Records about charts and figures
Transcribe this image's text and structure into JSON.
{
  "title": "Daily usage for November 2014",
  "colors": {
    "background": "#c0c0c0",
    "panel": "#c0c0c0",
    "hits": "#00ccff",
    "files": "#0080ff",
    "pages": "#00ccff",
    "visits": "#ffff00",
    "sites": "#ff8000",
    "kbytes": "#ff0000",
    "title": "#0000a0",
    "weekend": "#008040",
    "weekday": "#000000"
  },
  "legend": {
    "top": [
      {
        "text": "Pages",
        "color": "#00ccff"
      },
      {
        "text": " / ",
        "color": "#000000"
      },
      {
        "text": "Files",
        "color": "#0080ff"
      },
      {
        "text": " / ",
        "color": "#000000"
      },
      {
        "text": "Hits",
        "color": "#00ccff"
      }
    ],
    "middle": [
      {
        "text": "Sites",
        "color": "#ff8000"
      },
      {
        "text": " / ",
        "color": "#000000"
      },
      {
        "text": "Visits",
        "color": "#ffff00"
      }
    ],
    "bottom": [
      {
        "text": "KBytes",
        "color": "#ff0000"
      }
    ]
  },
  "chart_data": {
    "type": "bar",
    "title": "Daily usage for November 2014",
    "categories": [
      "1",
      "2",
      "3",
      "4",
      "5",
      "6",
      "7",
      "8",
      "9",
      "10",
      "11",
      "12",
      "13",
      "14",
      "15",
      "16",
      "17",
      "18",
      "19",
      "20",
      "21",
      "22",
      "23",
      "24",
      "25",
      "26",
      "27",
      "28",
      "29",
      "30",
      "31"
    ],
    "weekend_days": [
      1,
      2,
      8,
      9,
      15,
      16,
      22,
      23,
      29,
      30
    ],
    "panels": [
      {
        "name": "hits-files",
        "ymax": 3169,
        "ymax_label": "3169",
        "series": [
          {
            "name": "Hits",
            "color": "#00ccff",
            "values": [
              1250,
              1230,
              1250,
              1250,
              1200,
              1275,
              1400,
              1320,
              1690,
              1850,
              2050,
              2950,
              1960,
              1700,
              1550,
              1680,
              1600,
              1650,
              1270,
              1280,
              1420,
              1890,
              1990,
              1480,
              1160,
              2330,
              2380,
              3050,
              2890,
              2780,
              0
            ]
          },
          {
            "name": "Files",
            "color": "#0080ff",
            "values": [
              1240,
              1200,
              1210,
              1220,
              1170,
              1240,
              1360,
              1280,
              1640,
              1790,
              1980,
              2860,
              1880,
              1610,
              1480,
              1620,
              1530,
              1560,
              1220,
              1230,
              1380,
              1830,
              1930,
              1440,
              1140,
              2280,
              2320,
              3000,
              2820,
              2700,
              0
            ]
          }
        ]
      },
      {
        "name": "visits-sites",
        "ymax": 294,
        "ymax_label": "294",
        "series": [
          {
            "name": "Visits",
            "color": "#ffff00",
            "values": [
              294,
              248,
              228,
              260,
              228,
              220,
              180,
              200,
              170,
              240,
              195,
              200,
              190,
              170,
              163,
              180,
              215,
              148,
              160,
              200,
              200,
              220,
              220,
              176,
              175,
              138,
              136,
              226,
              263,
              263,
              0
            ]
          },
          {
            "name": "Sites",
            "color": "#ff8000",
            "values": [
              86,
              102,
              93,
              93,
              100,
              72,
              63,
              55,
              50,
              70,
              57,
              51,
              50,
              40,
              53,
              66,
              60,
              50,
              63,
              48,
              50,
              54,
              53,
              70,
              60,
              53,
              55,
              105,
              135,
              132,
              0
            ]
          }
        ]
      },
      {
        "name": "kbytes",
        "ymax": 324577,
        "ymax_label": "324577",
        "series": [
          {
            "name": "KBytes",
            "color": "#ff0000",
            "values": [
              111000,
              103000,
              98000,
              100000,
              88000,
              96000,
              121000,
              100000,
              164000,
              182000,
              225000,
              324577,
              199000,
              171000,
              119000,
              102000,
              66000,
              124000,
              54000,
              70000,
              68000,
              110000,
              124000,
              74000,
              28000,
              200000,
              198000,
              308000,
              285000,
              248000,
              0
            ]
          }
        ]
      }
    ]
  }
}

## WRITTEN INSTRUCTION
Transcribe each record exactly. Leave nothing out.

## SOLUTION FOR THIS PROBLEM
Transcribe this image's text and structure into JSON.
{
  "title": "Daily usage for November 2014",
  "colors": {
    "background": "#c0c0c0",
    "panel": "#c0c0c0",
    "hits": "#00ccff",
    "files": "#0080ff",
    "pages": "#00ccff",
    "visits": "#ffff00",
    "sites": "#ff8000",
    "kbytes": "#ff0000",
    "title": "#0000a0",
    "weekend": "#008040",
    "weekday": "#000000"
  },
  "legend": {
    "top": [
      {
        "text": "Pages",
        "color": "#00ccff"
      },
      {
        "text": " / ",
        "color": "#000000"
      },
      {
        "text": "Files",
        "color": "#0080ff"
      },
      {
        "text": " / ",
        "color": "#000000"
      },
      {
        "text": "Hits",
        "color": "#00ccff"
      }
    ],
    "middle": [
      {
        "text": "Sites",
        "color": "#ff8000"
      },
      {
        "text": " / ",
        "color": "#000000"
      },
      {
        "text": "Visits",
        "color": "#ffff00"
      }
    ],
    "bottom": [
      {
        "text": "KBytes",
        "color": "#ff0000"
      }
    ]
  },
  "chart_data": {
    "type": "bar",
    "title": "Daily usage for November 2014",
    "categories": [
      "1",
      "2",
      "3",
      "4",
      "5",
      "6",
      "7",
      "8",
      "9",
      "10",
      "11",
      "12",
      "13",
      "14",
      "15",
      "16",
      "17",
      "18",
      "19",
      "20",
      "21",
      "22",
      "23",
      "24",
      "25",
      "26",
      "27",
      "28",
      "29",
      "30",
      "31"
    ],
    "weekend_days": [
      1,
      2,
      8,
      9,
      15,
      16,
      22,
      23,
      29,
      30
    ],
    "panels": [
      {
        "name": "hits-files",
        "ymax": 3169,
        "ymax_label": "3169",
        "series": [
          {
            "name": "Hits",
            "color": "#00ccff",
            "values": [
              1250,
              1230,
              1250,
              1250,
              1200,
              1275,
              1400,
              1320,
              1690,
              1850,
              2050,
              2950,
              1960,
              1700,
              1550,
              1680,
              1600,
              1650,
              1270,
              1280,
              1420,
              1890,
              1990,
              1480,
              1160,
              2330,
              2380,
              3050,
              2890,
              2780,
              0
            ]
          },
          {
            "name": "Files",
            "color": "#0080ff",
            "values": [
              1240,
              1200,
              1210,
              1220,
              1170,
              1240,
              1360,
              1280,
              1640,
              1790,
              1980,
              2860,
              1880,
              1610,
              1480,
              1620,
              1530,
              1560,
              1220,
              1230,
              1380,
              1830,
              1930,
              1440,
              1140,
              2280,
              2320,
              3000,
              2820,
              2700,
              0
            ]
          }
        ]
      },
      {
        "name": "visits-sites",
        "ymax": 294,
        "ymax_label": "294",
        "series": [
          {
            "name": "Visits",
            "color": "#ffff00",
            "values": [
              294,
              248,
              228,
              260,
              228,
              220,
              180,
              200,
              170,
              240,
              195,
              200,
              190,
              170,
              163,
              180,
              215,
              148,
              160,
              200,
              200,
              220,
              220,
              176,
              175,
              138,
              136,
              226,
              263,
              263,
              0
            ]
          },
          {
            "name": "Sites",
            "color": "#ff8000",
            "values": [
              86,
              102,
              93,
              93,
              100,
              72,
              63,
              55,
              50,
              70,
              57,
              51,
              50,
              40,
              53,
              66,
              60,
              50,
              63,
              48,
              50,
              54,
              53,
              70,
              60,
              53,
              55,
              105,
              135,
              132,
              0
            ]
          }
        ]
      },
      {
        "name": "kbytes",
        "ymax": 324577,
        "ymax_label": "324577",
        "series": [
          {
            "name": "KBytes",
            "color": "#ff0000",
            "values": [
              111000,
              103000,
              98000,
              100000,
              88000,
              96000,
              121000,
              100000,
              164000,
              182000,
              225000,
              324577,
              199000,
              171000,
              119000,
              102000,
              66000,
              124000,
              54000,
              70000,
              68000,
              110000,
              124000,
              74000,
              28000,
              200000,
              198000,
              308000,
              285000,
              248000,
              0
            ]
          }
        ]
      }
    ]
  }
}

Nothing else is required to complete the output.